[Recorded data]
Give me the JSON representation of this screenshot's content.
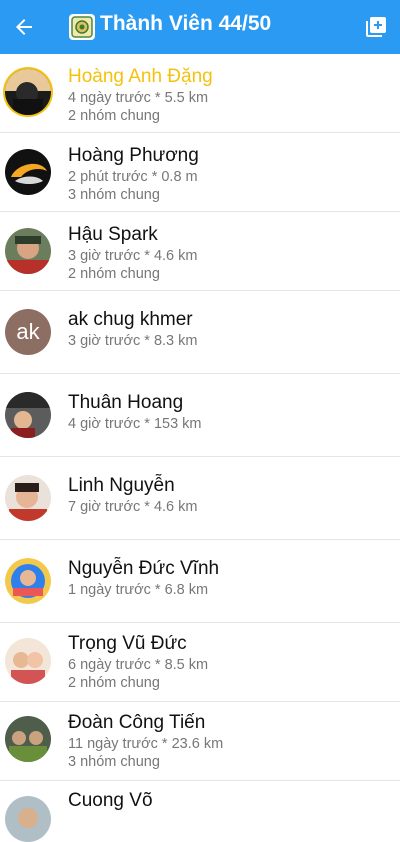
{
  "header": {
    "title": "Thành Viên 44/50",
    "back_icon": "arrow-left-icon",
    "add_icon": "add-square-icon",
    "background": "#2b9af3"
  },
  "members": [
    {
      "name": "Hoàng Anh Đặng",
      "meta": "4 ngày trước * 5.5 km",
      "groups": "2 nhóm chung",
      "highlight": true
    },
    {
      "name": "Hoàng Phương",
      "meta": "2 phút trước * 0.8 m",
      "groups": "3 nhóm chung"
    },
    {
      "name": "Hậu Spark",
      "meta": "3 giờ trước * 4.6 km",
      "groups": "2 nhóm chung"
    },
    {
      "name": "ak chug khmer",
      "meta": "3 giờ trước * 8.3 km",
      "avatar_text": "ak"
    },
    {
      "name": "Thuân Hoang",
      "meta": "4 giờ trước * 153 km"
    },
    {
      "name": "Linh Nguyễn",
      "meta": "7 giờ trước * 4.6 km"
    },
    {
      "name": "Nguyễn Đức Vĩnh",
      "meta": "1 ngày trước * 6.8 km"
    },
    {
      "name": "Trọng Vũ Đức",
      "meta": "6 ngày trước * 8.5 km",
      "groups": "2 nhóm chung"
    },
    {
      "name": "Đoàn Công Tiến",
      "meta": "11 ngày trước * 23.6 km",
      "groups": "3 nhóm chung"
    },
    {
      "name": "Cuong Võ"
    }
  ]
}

--

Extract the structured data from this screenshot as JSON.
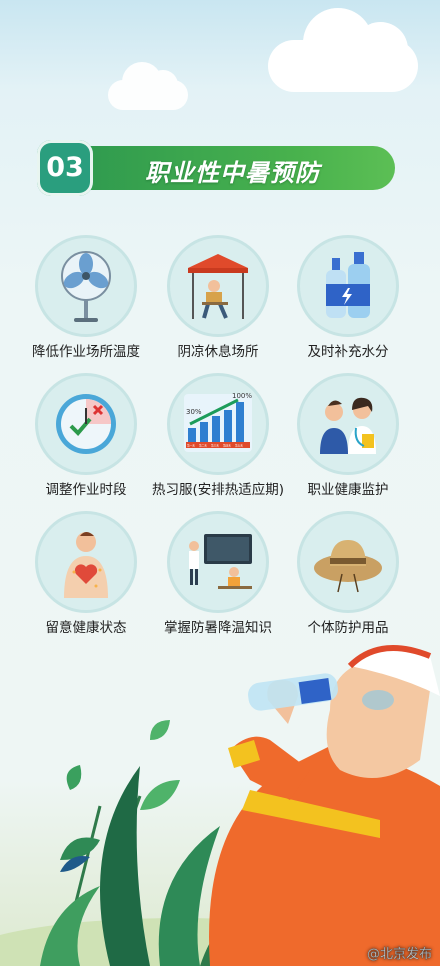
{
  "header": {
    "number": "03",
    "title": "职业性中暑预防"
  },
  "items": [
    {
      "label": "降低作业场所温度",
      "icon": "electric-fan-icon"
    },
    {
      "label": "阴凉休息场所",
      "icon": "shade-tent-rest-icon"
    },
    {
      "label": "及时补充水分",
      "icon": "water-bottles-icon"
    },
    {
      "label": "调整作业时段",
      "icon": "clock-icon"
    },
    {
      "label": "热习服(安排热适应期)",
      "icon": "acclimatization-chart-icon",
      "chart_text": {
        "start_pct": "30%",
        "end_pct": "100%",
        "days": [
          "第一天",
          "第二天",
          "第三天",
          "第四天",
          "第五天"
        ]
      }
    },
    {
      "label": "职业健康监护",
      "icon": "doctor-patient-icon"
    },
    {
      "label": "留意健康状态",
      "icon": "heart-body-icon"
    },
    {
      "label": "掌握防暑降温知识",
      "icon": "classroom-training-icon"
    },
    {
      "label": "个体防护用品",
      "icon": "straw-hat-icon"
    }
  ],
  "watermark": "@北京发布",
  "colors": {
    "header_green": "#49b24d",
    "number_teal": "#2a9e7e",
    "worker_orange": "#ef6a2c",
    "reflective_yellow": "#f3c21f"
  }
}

> WHAT THE EXERCISE ASKS
Each line in the listing above that contains "this" should be copied.

> RESULT BELOW
Give me the JSON representation of this screenshot's content.
Extract the structured data from this screenshot as JSON.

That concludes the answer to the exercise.